Given text
Segment Open
Novus uses thousands of Linux-based search servers, each running proprietary search software. Each one stores part of the content index for the company’s various information products – WestlawNext, tax and accounting research system Checkpoint and financial service Eikon – in memory.
When a search is executed, it is sent to thousands of search servers at once. Each server sends back relevant results to a controller that ranks, sorts and aggregates them before returning them to the requesting application.
If the user then requests a certain document, the search servers connect to a NetApp NAS storage using 10-Gigabit Ethernet to pull content stored in Oracle database clusters.
Thanks to NetApp’s NFS file system, the search servers can share access to the stored database. This means that WestlawNext is able to search 50 times more data than Westlaw, and in half the time.
“Our whole world is the idea that we want a vast array of data linked to indexes that are really accessible,” explains Rick King, chief operating officer for technology at Thomson reuters. “We want our computing power and server technologies there to be interrelated. That way, anything can operate on anything else at any time.”
Because full content indexes are stored on NetApp NAS storage along with the content, if a product is experiencing heavy demand, servers can be assigned to products that are experiencing heavy demand at the click of a button. “A technician would get onto a master console and go to those servers virtually, tick them off and assign them to another product, such as Eikon, and they would be suddenly reallocated,” says King.
In 2011, Thomson Reuters made further infrastructure enhancements when it added Flash Cache to specific NetApp systems containing low-capacity, high-requirement RAC database clusters, allowing the organisation to increase performance without wasting capacity by adding storage. “Basically, we did it to avoid buying a lot more hardware and under-utilising it,” says King.
As new content is added to the various growing applications, King says that Thomson Reuters can scale-out the infrastructure simply by adding more servers and NetApp NAS storage and connecting them up with switches.
Dynamically reallocating resources on the back-end meant that Thomson Reuters was able to meet demand for various products while avoiding an estimated $65 million in costs for building a new dedicated data centre for WestlawNext.
Segment Closed
Exercise 1
Please repeat, word for word, the part of the Novus text that opens with the words containing "Dynamically reallocating resources" and closes with "centre for WestlawNext.".
Exercise 2
In one to three sentences, explain why Thomson Reuters added Flash Cache to certain NetApp systems in 2011, according to the Novus text.

Extracted entries
Segment Open
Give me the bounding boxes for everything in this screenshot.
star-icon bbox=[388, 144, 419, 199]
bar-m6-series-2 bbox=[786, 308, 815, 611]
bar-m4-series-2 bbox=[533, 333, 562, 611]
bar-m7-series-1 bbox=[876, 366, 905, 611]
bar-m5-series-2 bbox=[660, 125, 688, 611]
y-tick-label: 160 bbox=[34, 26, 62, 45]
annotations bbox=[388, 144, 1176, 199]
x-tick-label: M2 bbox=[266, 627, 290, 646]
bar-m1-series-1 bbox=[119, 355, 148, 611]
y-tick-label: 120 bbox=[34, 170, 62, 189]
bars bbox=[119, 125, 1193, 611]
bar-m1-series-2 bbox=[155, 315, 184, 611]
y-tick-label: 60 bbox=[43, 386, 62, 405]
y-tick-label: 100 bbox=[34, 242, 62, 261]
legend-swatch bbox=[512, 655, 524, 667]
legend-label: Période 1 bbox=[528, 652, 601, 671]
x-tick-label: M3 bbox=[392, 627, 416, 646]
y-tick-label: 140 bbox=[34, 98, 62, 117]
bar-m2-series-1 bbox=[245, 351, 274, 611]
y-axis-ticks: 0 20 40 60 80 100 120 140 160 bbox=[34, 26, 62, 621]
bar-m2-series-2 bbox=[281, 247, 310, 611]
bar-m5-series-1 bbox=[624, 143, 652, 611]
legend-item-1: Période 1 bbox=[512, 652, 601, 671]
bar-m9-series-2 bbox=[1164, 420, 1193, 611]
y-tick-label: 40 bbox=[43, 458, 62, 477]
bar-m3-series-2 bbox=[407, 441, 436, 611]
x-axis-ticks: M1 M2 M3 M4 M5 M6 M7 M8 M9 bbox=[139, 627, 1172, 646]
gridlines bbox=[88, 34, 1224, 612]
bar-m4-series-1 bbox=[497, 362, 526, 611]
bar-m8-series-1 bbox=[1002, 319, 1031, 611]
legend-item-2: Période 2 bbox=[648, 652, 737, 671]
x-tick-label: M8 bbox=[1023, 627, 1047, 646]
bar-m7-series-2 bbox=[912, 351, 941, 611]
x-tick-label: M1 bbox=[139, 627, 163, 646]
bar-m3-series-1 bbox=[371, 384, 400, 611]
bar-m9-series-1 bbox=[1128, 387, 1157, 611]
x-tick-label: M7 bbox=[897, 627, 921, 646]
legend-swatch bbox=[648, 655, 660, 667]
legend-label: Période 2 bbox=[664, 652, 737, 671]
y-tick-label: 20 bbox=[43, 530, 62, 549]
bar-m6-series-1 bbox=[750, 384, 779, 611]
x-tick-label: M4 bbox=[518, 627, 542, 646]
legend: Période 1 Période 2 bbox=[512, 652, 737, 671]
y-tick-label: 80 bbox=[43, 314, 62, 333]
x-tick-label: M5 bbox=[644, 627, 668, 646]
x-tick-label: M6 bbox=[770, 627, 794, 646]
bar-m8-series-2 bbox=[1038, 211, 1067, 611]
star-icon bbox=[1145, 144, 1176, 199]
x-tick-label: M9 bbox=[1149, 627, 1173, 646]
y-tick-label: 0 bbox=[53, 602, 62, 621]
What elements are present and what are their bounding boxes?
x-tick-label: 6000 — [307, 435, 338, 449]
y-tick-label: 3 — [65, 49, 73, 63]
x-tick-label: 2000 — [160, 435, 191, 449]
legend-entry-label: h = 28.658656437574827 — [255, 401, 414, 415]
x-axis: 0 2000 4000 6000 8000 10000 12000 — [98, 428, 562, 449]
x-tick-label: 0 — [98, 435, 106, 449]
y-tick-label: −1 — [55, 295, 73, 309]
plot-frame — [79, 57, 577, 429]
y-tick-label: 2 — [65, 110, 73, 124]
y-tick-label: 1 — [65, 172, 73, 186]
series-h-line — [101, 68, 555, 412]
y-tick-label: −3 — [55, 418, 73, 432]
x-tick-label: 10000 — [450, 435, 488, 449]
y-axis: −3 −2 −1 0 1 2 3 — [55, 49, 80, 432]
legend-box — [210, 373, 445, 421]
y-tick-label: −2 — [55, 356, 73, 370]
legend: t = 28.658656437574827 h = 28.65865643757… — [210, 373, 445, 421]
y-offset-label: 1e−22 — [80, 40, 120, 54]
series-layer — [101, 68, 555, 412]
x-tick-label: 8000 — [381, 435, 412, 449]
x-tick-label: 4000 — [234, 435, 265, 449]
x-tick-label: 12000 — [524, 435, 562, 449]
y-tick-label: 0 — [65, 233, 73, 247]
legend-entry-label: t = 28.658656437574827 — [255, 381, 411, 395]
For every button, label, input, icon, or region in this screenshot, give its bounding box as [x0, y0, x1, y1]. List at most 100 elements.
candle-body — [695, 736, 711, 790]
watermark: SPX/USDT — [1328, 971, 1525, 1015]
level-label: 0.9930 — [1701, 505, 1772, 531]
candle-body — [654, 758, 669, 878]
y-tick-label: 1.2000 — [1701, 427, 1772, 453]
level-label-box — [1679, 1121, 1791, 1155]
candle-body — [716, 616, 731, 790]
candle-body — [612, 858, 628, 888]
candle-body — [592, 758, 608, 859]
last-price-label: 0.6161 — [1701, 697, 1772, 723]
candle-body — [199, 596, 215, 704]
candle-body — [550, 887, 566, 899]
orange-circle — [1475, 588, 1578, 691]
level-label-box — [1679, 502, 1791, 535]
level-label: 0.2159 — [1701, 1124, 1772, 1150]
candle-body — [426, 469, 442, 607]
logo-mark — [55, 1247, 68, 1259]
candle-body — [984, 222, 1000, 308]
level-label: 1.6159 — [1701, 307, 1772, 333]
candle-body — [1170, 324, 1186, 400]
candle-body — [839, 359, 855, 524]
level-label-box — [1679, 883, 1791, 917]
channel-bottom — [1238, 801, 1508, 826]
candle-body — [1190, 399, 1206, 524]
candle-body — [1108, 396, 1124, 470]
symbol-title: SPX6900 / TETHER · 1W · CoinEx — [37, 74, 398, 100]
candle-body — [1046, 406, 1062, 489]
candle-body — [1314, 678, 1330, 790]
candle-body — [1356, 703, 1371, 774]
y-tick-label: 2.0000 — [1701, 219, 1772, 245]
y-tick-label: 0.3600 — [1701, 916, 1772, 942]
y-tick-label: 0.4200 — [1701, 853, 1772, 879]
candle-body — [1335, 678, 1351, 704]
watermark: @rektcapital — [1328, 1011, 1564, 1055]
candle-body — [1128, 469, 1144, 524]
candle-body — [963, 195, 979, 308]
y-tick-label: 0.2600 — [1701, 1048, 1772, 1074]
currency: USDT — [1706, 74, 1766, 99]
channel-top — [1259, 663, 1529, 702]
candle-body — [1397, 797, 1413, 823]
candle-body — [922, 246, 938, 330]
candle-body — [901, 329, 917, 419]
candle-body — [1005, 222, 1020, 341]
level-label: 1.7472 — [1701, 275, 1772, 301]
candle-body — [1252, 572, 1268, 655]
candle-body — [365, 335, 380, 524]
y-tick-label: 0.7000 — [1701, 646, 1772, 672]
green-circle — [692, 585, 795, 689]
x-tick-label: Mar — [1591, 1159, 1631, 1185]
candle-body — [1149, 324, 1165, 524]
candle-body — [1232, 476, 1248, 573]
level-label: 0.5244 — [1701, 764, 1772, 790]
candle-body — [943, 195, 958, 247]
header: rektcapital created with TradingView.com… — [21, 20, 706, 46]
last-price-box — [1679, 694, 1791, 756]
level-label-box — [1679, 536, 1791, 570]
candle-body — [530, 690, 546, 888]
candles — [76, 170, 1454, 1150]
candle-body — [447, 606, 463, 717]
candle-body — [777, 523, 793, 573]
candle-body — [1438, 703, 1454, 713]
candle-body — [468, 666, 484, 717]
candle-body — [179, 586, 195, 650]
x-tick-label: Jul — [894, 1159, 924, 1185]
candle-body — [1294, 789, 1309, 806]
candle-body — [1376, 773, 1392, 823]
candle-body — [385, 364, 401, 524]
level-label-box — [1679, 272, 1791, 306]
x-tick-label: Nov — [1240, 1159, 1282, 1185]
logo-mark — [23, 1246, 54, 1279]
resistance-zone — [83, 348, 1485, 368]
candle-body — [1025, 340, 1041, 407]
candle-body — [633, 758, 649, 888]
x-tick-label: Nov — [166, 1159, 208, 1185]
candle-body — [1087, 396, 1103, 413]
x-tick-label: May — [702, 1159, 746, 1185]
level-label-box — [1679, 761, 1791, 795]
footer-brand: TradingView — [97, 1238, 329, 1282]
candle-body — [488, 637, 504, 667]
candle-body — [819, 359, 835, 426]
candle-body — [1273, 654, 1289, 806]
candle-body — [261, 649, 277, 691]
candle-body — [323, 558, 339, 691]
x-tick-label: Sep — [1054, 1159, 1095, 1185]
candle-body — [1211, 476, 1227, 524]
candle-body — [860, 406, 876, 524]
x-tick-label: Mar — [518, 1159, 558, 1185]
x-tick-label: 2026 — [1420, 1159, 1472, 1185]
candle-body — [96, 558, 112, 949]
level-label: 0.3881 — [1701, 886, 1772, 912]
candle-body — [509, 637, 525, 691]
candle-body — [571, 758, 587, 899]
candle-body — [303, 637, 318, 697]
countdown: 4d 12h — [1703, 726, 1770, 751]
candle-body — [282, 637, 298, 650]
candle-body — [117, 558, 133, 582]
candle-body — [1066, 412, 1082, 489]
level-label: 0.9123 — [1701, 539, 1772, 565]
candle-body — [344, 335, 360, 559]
Segment Closed
Answer 1
Dynamically reallocating resources on the back-end meant that Thomson Reuters was able to meet demand for various products while avoiding an estimated $65 million in costs for building a new dedicated data centre for WestlawNext.

Answer 2
Thomson Reuters added Flash Cache to NetApp systems holding low-capacity, high-requirement RAC database clusters. This let the organization increase performance without wasting capacity by adding storage. King says the aim was to avoid buying a lot more hardware and then under-utilizing it.